◆ DIRECTIVE: The listing below is to be output in its exact form.

◆ GIVEN RECORDS:

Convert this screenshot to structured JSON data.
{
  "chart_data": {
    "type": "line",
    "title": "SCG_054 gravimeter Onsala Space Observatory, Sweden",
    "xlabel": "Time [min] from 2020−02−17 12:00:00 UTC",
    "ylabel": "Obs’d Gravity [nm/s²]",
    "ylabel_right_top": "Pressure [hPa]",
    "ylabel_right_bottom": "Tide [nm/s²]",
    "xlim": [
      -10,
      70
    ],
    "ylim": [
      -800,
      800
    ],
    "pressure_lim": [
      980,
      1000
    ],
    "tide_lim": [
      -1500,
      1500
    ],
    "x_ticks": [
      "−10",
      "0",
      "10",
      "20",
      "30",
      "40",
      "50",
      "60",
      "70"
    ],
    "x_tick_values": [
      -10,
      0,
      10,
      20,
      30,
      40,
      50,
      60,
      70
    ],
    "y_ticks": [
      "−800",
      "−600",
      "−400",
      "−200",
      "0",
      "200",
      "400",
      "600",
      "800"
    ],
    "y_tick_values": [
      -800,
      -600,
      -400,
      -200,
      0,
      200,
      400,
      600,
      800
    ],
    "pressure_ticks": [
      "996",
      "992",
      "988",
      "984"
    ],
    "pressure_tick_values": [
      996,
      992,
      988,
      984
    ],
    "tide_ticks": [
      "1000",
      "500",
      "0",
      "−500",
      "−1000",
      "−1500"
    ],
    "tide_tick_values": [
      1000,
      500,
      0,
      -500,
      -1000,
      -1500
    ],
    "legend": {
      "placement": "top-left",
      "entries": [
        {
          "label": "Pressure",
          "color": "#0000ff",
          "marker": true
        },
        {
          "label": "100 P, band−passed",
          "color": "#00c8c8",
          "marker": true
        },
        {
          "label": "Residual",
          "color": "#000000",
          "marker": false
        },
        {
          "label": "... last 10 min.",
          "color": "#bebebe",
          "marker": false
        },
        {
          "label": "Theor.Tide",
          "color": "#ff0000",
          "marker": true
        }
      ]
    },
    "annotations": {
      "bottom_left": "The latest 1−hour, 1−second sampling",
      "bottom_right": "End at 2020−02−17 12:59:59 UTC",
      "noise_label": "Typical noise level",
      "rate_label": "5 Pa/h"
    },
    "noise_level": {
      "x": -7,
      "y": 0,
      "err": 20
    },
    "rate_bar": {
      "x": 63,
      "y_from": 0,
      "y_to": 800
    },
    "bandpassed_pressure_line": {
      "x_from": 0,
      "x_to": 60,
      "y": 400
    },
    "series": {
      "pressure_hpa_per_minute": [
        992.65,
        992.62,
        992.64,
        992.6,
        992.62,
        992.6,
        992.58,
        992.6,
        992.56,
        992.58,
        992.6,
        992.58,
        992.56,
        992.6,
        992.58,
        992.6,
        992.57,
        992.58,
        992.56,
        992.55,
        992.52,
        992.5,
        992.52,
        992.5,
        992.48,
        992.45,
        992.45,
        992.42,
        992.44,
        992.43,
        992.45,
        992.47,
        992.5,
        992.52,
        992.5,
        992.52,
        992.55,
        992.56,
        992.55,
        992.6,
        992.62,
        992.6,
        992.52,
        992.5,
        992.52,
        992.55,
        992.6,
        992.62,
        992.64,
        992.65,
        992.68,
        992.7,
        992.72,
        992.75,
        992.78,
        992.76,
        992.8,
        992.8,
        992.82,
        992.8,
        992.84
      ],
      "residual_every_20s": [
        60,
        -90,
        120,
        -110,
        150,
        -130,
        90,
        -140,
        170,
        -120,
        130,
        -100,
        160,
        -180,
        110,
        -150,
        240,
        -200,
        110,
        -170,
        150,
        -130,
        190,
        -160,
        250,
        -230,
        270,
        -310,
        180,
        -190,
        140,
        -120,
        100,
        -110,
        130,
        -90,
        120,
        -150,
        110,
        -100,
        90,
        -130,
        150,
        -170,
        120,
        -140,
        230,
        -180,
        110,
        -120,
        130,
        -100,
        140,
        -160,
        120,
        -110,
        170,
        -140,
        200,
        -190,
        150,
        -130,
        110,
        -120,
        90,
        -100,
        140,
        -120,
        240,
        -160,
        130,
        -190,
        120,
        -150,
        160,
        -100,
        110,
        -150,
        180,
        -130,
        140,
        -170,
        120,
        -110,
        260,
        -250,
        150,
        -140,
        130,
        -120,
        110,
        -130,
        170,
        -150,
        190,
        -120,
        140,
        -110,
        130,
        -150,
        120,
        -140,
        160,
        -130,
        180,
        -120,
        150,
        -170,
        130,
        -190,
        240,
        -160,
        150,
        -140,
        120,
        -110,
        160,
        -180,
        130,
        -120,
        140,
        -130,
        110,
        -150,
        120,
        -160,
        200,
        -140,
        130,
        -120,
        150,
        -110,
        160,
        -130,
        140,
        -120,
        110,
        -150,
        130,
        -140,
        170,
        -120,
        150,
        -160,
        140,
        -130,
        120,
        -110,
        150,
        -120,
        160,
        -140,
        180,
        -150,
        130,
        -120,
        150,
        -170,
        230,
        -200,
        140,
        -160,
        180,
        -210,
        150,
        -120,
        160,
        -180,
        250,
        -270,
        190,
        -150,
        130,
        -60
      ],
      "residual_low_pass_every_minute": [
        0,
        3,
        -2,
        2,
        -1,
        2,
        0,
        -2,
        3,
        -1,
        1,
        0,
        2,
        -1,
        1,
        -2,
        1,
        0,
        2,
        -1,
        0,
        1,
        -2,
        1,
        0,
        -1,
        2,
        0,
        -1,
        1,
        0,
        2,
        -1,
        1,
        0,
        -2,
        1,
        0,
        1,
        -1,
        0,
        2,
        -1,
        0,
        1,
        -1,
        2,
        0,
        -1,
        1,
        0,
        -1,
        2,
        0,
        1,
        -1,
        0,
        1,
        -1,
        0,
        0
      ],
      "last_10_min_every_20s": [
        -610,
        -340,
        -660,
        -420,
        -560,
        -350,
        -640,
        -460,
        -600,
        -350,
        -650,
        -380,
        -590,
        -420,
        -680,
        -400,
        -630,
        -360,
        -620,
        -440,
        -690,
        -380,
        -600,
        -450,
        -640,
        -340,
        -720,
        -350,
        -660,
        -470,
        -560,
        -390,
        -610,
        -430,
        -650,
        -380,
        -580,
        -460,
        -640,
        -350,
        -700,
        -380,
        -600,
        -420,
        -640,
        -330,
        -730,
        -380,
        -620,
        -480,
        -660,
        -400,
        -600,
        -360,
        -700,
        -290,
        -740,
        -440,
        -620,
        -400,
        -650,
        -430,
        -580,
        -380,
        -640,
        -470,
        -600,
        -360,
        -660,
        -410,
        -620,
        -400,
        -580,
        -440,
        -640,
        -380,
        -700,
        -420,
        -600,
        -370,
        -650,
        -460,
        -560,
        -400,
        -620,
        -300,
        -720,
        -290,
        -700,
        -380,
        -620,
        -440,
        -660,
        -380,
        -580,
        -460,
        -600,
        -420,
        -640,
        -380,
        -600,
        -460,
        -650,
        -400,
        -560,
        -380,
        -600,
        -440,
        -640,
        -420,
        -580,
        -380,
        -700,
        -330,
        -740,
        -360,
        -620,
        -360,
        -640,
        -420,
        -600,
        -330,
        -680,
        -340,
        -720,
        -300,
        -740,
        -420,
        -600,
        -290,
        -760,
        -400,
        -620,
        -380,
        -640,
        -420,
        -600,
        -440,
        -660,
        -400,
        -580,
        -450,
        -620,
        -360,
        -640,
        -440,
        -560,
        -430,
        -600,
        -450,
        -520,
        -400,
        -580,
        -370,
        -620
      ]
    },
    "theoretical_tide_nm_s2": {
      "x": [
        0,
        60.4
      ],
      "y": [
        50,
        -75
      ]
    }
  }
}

◆ SOLUTION FOR THIS EXERCISE:
Convert this screenshot to structured JSON data.
{
  "chart_data": {
    "type": "line",
    "title": "SCG_054 gravimeter Onsala Space Observatory, Sweden",
    "xlabel": "Time [min] from 2020−02−17 12:00:00 UTC",
    "ylabel": "Obs’d Gravity [nm/s²]",
    "ylabel_right_top": "Pressure [hPa]",
    "ylabel_right_bottom": "Tide [nm/s²]",
    "xlim": [
      -10,
      70
    ],
    "ylim": [
      -800,
      800
    ],
    "pressure_lim": [
      980,
      1000
    ],
    "tide_lim": [
      -1500,
      1500
    ],
    "x_ticks": [
      "−10",
      "0",
      "10",
      "20",
      "30",
      "40",
      "50",
      "60",
      "70"
    ],
    "x_tick_values": [
      -10,
      0,
      10,
      20,
      30,
      40,
      50,
      60,
      70
    ],
    "y_ticks": [
      "−800",
      "−600",
      "−400",
      "−200",
      "0",
      "200",
      "400",
      "600",
      "800"
    ],
    "y_tick_values": [
      -800,
      -600,
      -400,
      -200,
      0,
      200,
      400,
      600,
      800
    ],
    "pressure_ticks": [
      "996",
      "992",
      "988",
      "984"
    ],
    "pressure_tick_values": [
      996,
      992,
      988,
      984
    ],
    "tide_ticks": [
      "1000",
      "500",
      "0",
      "−500",
      "−1000",
      "−1500"
    ],
    "tide_tick_values": [
      1000,
      500,
      0,
      -500,
      -1000,
      -1500
    ],
    "legend": {
      "placement": "top-left",
      "entries": [
        {
          "label": "Pressure",
          "color": "#0000ff",
          "marker": true
        },
        {
          "label": "100 P, band−passed",
          "color": "#00c8c8",
          "marker": true
        },
        {
          "label": "Residual",
          "color": "#000000",
          "marker": false
        },
        {
          "label": "... last 10 min.",
          "color": "#bebebe",
          "marker": false
        },
        {
          "label": "Theor.Tide",
          "color": "#ff0000",
          "marker": true
        }
      ]
    },
    "annotations": {
      "bottom_left": "The latest 1−hour, 1−second sampling",
      "bottom_right": "End at 2020−02−17 12:59:59 UTC",
      "noise_label": "Typical noise level",
      "rate_label": "5 Pa/h"
    },
    "noise_level": {
      "x": -7,
      "y": 0,
      "err": 20
    },
    "rate_bar": {
      "x": 63,
      "y_from": 0,
      "y_to": 800
    },
    "bandpassed_pressure_line": {
      "x_from": 0,
      "x_to": 60,
      "y": 400
    },
    "series": {
      "pressure_hpa_per_minute": [
        992.65,
        992.62,
        992.64,
        992.6,
        992.62,
        992.6,
        992.58,
        992.6,
        992.56,
        992.58,
        992.6,
        992.58,
        992.56,
        992.6,
        992.58,
        992.6,
        992.57,
        992.58,
        992.56,
        992.55,
        992.52,
        992.5,
        992.52,
        992.5,
        992.48,
        992.45,
        992.45,
        992.42,
        992.44,
        992.43,
        992.45,
        992.47,
        992.5,
        992.52,
        992.5,
        992.52,
        992.55,
        992.56,
        992.55,
        992.6,
        992.62,
        992.6,
        992.52,
        992.5,
        992.52,
        992.55,
        992.6,
        992.62,
        992.64,
        992.65,
        992.68,
        992.7,
        992.72,
        992.75,
        992.78,
        992.76,
        992.8,
        992.8,
        992.82,
        992.8,
        992.84
      ],
      "residual_every_20s": [
        60,
        -90,
        120,
        -110,
        150,
        -130,
        90,
        -140,
        170,
        -120,
        130,
        -100,
        160,
        -180,
        110,
        -150,
        240,
        -200,
        110,
        -170,
        150,
        -130,
        190,
        -160,
        250,
        -230,
        270,
        -310,
        180,
        -190,
        140,
        -120,
        100,
        -110,
        130,
        -90,
        120,
        -150,
        110,
        -100,
        90,
        -130,
        150,
        -170,
        120,
        -140,
        230,
        -180,
        110,
        -120,
        130,
        -100,
        140,
        -160,
        120,
        -110,
        170,
        -140,
        200,
        -190,
        150,
        -130,
        110,
        -120,
        90,
        -100,
        140,
        -120,
        240,
        -160,
        130,
        -190,
        120,
        -150,
        160,
        -100,
        110,
        -150,
        180,
        -130,
        140,
        -170,
        120,
        -110,
        260,
        -250,
        150,
        -140,
        130,
        -120,
        110,
        -130,
        170,
        -150,
        190,
        -120,
        140,
        -110,
        130,
        -150,
        120,
        -140,
        160,
        -130,
        180,
        -120,
        150,
        -170,
        130,
        -190,
        240,
        -160,
        150,
        -140,
        120,
        -110,
        160,
        -180,
        130,
        -120,
        140,
        -130,
        110,
        -150,
        120,
        -160,
        200,
        -140,
        130,
        -120,
        150,
        -110,
        160,
        -130,
        140,
        -120,
        110,
        -150,
        130,
        -140,
        170,
        -120,
        150,
        -160,
        140,
        -130,
        120,
        -110,
        150,
        -120,
        160,
        -140,
        180,
        -150,
        130,
        -120,
        150,
        -170,
        230,
        -200,
        140,
        -160,
        180,
        -210,
        150,
        -120,
        160,
        -180,
        250,
        -270,
        190,
        -150,
        130,
        -60
      ],
      "residual_low_pass_every_minute": [
        0,
        3,
        -2,
        2,
        -1,
        2,
        0,
        -2,
        3,
        -1,
        1,
        0,
        2,
        -1,
        1,
        -2,
        1,
        0,
        2,
        -1,
        0,
        1,
        -2,
        1,
        0,
        -1,
        2,
        0,
        -1,
        1,
        0,
        2,
        -1,
        1,
        0,
        -2,
        1,
        0,
        1,
        -1,
        0,
        2,
        -1,
        0,
        1,
        -1,
        2,
        0,
        -1,
        1,
        0,
        -1,
        2,
        0,
        1,
        -1,
        0,
        1,
        -1,
        0,
        0
      ],
      "last_10_min_every_20s": [
        -610,
        -340,
        -660,
        -420,
        -560,
        -350,
        -640,
        -460,
        -600,
        -350,
        -650,
        -380,
        -590,
        -420,
        -680,
        -400,
        -630,
        -360,
        -620,
        -440,
        -690,
        -380,
        -600,
        -450,
        -640,
        -340,
        -720,
        -350,
        -660,
        -470,
        -560,
        -390,
        -610,
        -430,
        -650,
        -380,
        -580,
        -460,
        -640,
        -350,
        -700,
        -380,
        -600,
        -420,
        -640,
        -330,
        -730,
        -380,
        -620,
        -480,
        -660,
        -400,
        -600,
        -360,
        -700,
        -290,
        -740,
        -440,
        -620,
        -400,
        -650,
        -430,
        -580,
        -380,
        -640,
        -470,
        -600,
        -360,
        -660,
        -410,
        -620,
        -400,
        -580,
        -440,
        -640,
        -380,
        -700,
        -420,
        -600,
        -370,
        -650,
        -460,
        -560,
        -400,
        -620,
        -300,
        -720,
        -290,
        -700,
        -380,
        -620,
        -440,
        -660,
        -380,
        -580,
        -460,
        -600,
        -420,
        -640,
        -380,
        -600,
        -460,
        -650,
        -400,
        -560,
        -380,
        -600,
        -440,
        -640,
        -420,
        -580,
        -380,
        -700,
        -330,
        -740,
        -360,
        -620,
        -360,
        -640,
        -420,
        -600,
        -330,
        -680,
        -340,
        -720,
        -300,
        -740,
        -420,
        -600,
        -290,
        -760,
        -400,
        -620,
        -380,
        -640,
        -420,
        -600,
        -440,
        -660,
        -400,
        -580,
        -450,
        -620,
        -360,
        -640,
        -440,
        -560,
        -430,
        -600,
        -450,
        -520,
        -400,
        -580,
        -370,
        -620
      ]
    },
    "theoretical_tide_nm_s2": {
      "x": [
        0,
        60.4
      ],
      "y": [
        50,
        -75
      ]
    }
  }
}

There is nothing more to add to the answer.